YOUR OBJECTIVE: Render each line of the data below as a string in a JSON list, skipping any blank lines.

DATASET ROWS:
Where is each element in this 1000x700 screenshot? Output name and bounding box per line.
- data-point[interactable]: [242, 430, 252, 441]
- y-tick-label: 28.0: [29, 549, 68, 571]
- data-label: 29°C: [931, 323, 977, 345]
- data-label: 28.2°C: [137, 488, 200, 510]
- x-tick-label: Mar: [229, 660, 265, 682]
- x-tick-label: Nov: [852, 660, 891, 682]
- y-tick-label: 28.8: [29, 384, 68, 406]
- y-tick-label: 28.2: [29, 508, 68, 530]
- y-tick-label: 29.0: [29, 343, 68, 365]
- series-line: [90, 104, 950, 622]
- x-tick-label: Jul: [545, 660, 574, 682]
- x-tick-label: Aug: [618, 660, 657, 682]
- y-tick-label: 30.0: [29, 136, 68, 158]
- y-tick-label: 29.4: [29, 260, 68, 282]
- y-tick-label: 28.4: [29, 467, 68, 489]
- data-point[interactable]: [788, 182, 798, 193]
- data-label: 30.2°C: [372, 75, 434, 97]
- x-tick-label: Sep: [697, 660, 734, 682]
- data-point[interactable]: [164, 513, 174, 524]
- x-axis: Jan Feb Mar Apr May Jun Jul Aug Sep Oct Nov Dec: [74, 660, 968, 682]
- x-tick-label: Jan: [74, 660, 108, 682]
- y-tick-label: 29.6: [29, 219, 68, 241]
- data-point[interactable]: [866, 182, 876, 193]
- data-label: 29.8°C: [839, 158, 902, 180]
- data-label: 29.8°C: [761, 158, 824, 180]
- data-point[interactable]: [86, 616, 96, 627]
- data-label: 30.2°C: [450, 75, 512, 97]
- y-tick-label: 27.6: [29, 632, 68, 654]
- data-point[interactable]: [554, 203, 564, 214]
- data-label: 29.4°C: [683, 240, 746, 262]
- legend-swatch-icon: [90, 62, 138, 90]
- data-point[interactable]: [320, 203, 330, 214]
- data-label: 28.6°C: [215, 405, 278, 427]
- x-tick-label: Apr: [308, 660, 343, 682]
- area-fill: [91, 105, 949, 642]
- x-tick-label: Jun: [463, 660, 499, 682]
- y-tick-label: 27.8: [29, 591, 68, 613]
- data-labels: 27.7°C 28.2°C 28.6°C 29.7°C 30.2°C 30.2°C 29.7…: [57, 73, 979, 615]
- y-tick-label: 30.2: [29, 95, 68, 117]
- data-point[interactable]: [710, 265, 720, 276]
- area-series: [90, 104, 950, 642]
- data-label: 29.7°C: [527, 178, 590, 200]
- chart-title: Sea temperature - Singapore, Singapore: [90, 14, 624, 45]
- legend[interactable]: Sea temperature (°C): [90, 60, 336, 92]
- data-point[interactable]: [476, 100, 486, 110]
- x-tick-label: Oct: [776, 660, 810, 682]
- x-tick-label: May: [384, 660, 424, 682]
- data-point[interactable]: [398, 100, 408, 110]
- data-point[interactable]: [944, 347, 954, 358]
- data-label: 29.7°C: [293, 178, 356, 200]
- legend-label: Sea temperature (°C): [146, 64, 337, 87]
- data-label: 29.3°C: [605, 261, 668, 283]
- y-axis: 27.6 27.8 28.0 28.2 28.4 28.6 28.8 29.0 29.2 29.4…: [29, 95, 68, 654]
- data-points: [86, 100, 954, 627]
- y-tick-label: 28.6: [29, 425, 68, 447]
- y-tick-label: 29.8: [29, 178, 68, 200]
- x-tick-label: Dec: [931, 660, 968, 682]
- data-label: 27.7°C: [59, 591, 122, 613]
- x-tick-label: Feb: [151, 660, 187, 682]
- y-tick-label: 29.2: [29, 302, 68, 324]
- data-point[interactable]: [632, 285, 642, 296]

TASK OUTPUT:
[
  "Where is each element in this 1000x700 screenshot? Output name and bounding box per line.",
  "- data-point[interactable]: [242, 430, 252, 441]",
  "- y-tick-label: 28.0: [29, 549, 68, 571]",
  "- data-label: 29°C: [931, 323, 977, 345]",
  "- data-label: 28.2°C: [137, 488, 200, 510]",
  "- x-tick-label: Mar: [229, 660, 265, 682]",
  "- x-tick-label: Nov: [852, 660, 891, 682]",
  "- y-tick-label: 28.8: [29, 384, 68, 406]",
  "- y-tick-label: 28.2: [29, 508, 68, 530]",
  "- y-tick-label: 29.0: [29, 343, 68, 365]",
  "- series-line: [90, 104, 950, 622]",
  "- x-tick-label: Jul: [545, 660, 574, 682]",
  "- x-tick-label: Aug: [618, 660, 657, 682]",
  "- y-tick-label: 30.0: [29, 136, 68, 158]",
  "- y-tick-label: 29.4: [29, 260, 68, 282]",
  "- y-tick-label: 28.4: [29, 467, 68, 489]",
  "- data-point[interactable]: [788, 182, 798, 193]",
  "- data-label: 30.2°C: [372, 75, 434, 97]",
  "- x-tick-label: Sep: [697, 660, 734, 682]",
  "- data-point[interactable]: [164, 513, 174, 524]",
  "- x-axis: Jan Feb Mar Apr May Jun Jul Aug Sep Oct Nov Dec: [74, 660, 968, 682]",
  "- x-tick-label: Jan: [74, 660, 108, 682]",
  "- y-tick-label: 29.6: [29, 219, 68, 241]",
  "- data-point[interactable]: [866, 182, 876, 193]",
  "- data-label: 29.8°C: [839, 158, 902, 180]",
  "- data-label: 29.8°C: [761, 158, 824, 180]",
  "- data-point[interactable]: [86, 616, 96, 627]",
  "- data-label: 30.2°C: [450, 75, 512, 97]",
  "- y-tick-label: 27.6: [29, 632, 68, 654]",
  "- data-point[interactable]: [554, 203, 564, 214]",
  "- data-label: 29.4°C: [683, 240, 746, 262]",
  "- legend-swatch-icon: [90, 62, 138, 90]",
  "- data-point[interactable]: [320, 203, 330, 214]",
  "- data-label: 28.6°C: [215, 405, 278, 427]",
  "- x-tick-label: Apr: [308, 660, 343, 682]",
  "- area-fill: [91, 105, 949, 642]",
  "- x-tick-label: Jun: [463, 660, 499, 682]",
  "- y-tick-label: 27.8: [29, 591, 68, 613]",
  "- data-labels: 27.7°C 28.2°C 28.6°C 29.7°C 30.2°C 30.2°C 29.7…: [57, 73, 979, 615]",
  "- y-tick-label: 30.2: [29, 95, 68, 117]",
  "- data-point[interactable]: [710, 265, 720, 276]",
  "- area-series: [90, 104, 950, 642]",
  "- data-label: 29.7°C: [527, 178, 590, 200]",
  "- chart-title: Sea temperature - Singapore, Singapore: [90, 14, 624, 45]",
  "- legend[interactable]: Sea temperature (°C): [90, 60, 336, 92]",
  "- data-point[interactable]: [476, 100, 486, 110]",
  "- x-tick-label: Oct: [776, 660, 810, 682]",
  "- x-tick-label: May: [384, 660, 424, 682]",
  "- data-point[interactable]: [398, 100, 408, 110]",
  "- data-point[interactable]: [944, 347, 954, 358]",
  "- data-label: 29.7°C: [293, 178, 356, 200]",
  "- legend-label: Sea temperature (°C): [146, 64, 337, 87]",
  "- data-label: 29.3°C: [605, 261, 668, 283]",
  "- y-axis: 27.6 27.8 28.0 28.2 28.4 28.6 28.8 29.0 29.2 29.4…: [29, 95, 68, 654]",
  "- data-points: [86, 100, 954, 627]",
  "- y-tick-label: 28.6: [29, 425, 68, 447]",
  "- y-tick-label: 29.8: [29, 178, 68, 200]",
  "- x-tick-label: Dec: [931, 660, 968, 682]",
  "- data-label: 27.7°C: [59, 591, 122, 613]",
  "- x-tick-label: Feb: [151, 660, 187, 682]",
  "- y-tick-label: 29.2: [29, 302, 68, 324]",
  "- data-point[interactable]: [632, 285, 642, 296]"
]